◆ Written instruction ◆
List each line of the data that holds the word "color".

·····

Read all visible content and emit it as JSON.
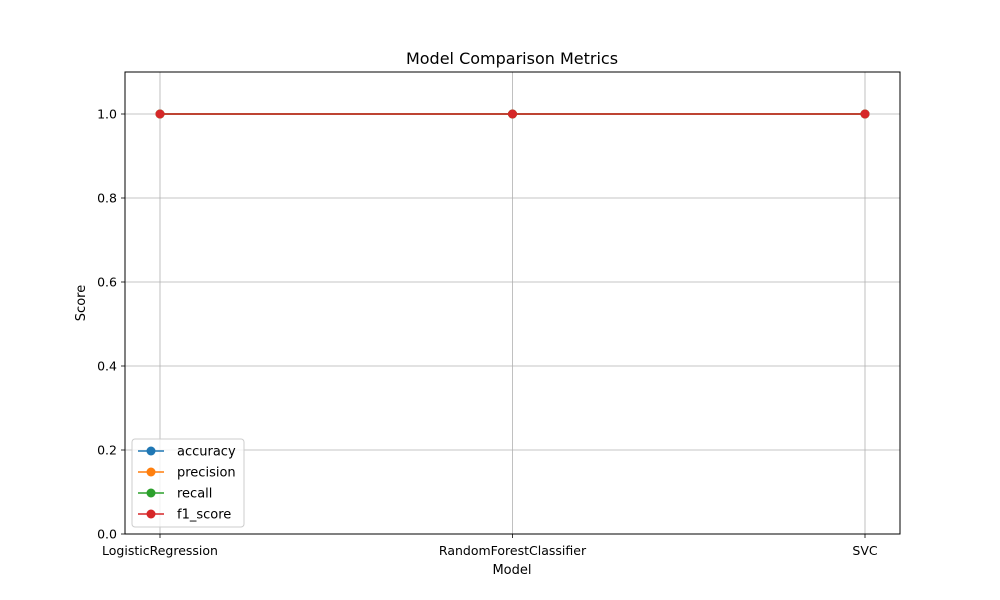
{
  "chart_data": {
    "type": "line",
    "title": "Model Comparison Metrics",
    "xlabel": "Model",
    "ylabel": "Score",
    "categories": [
      "LogisticRegression",
      "RandomForestClassifier",
      "SVC"
    ],
    "ylim": [
      0,
      1.1
    ],
    "yticks": [
      "0.0",
      "0.2",
      "0.4",
      "0.6",
      "0.8",
      "1.0"
    ],
    "grid": true,
    "legend_position": "lower-left",
    "series": [
      {
        "name": "accuracy",
        "values": [
          1.0,
          1.0,
          1.0
        ],
        "color": "#1f77b4"
      },
      {
        "name": "precision",
        "values": [
          1.0,
          1.0,
          1.0
        ],
        "color": "#ff7f0e"
      },
      {
        "name": "recall",
        "values": [
          1.0,
          1.0,
          1.0
        ],
        "color": "#2ca02c"
      },
      {
        "name": "f1_score",
        "values": [
          1.0,
          1.0,
          1.0
        ],
        "color": "#d62728"
      }
    ]
  }
}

·····

◆ Exercise solution ◆
        "color": "#1f77b4"
        "color": "#ff7f0e"
        "color": "#2ca02c"
        "color": "#d62728"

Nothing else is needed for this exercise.